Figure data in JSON
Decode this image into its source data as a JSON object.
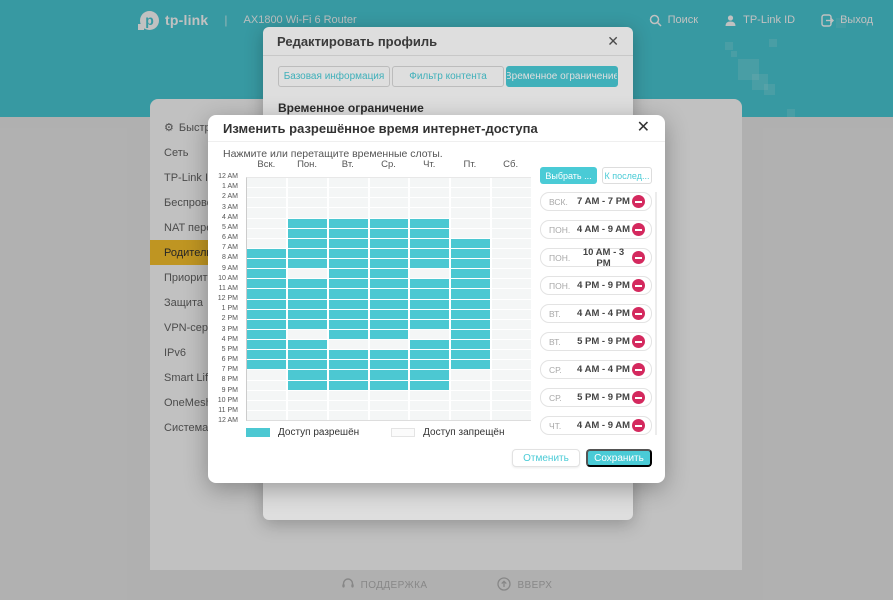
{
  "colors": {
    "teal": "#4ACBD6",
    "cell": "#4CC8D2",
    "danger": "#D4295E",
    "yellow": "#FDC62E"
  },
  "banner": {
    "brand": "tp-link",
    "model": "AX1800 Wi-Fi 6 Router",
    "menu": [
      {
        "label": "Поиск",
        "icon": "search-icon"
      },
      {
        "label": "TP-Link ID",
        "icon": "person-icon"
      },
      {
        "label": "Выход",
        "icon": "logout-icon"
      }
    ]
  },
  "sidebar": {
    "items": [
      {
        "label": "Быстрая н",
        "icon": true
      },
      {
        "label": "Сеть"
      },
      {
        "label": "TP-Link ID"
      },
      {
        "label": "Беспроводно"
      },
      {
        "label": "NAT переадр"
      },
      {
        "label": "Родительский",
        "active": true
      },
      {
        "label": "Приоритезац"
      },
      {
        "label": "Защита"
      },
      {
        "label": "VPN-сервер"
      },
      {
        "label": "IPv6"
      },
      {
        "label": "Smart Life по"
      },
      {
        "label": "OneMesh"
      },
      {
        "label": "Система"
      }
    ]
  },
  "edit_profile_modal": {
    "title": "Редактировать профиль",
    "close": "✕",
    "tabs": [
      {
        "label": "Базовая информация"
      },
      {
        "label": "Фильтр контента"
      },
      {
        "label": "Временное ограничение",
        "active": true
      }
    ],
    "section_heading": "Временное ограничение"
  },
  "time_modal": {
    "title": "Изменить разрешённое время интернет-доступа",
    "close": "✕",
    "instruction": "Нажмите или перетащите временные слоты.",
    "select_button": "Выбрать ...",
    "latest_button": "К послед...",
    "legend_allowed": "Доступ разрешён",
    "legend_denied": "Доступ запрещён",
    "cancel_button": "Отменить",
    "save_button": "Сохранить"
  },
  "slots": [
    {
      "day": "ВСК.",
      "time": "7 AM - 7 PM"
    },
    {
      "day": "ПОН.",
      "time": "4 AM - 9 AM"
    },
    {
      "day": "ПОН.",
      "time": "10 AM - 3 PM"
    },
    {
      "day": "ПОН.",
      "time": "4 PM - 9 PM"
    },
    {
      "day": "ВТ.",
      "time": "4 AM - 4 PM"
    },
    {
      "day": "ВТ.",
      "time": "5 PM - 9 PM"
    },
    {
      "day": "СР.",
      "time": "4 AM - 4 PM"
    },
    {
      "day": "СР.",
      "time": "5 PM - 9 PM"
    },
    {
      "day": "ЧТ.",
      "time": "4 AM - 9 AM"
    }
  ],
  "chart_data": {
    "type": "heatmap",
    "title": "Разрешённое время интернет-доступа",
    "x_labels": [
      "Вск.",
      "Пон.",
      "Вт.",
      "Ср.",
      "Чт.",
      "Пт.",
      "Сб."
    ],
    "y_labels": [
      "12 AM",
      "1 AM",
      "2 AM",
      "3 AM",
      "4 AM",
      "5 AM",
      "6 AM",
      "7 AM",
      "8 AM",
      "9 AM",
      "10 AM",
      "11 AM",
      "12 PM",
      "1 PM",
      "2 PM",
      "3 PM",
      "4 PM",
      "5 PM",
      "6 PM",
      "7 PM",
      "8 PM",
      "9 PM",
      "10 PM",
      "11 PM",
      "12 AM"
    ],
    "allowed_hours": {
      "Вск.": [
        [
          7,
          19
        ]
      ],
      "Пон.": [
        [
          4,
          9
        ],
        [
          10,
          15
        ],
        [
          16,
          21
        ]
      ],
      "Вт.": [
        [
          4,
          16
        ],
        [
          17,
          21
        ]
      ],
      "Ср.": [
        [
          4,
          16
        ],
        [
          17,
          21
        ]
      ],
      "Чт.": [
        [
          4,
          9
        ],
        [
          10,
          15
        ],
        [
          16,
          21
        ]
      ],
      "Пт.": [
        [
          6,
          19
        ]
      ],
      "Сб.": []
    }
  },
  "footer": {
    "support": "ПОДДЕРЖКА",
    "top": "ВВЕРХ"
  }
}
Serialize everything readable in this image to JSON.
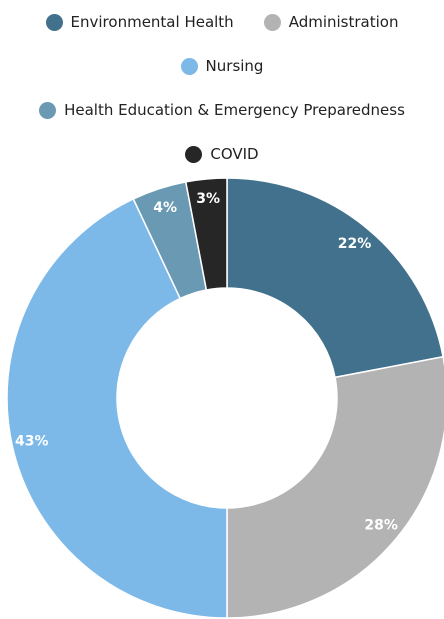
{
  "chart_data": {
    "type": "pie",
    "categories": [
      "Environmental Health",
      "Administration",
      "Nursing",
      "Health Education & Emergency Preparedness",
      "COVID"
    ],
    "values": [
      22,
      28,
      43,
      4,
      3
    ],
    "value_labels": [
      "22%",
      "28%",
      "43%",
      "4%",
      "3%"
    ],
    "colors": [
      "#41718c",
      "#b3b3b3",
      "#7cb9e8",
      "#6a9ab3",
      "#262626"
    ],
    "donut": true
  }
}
* * *
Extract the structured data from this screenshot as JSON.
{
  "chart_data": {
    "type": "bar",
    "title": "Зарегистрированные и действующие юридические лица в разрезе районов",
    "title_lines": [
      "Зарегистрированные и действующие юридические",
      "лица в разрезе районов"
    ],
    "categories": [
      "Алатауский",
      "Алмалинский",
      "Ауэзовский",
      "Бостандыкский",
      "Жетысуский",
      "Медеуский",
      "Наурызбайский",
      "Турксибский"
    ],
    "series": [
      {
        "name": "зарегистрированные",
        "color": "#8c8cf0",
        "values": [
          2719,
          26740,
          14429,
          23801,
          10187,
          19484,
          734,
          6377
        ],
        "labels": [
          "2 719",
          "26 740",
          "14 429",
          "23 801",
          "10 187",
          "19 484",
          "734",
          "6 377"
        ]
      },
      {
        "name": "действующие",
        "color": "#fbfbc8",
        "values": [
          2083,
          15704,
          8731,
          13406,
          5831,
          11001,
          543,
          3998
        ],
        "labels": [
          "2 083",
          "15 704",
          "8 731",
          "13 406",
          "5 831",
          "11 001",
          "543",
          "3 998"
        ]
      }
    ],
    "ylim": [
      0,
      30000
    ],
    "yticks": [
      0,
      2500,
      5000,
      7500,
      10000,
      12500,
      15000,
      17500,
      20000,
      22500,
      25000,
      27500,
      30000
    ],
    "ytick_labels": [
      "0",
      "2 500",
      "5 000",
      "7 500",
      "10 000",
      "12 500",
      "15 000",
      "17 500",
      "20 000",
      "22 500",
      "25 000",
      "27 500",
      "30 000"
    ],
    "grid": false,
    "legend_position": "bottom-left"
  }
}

What is asked: Show every line of the records above that contains the word "image".

Response to the task:
Decode this image into its source data as a JSON object.
Serialize everything readable in this image to JSON.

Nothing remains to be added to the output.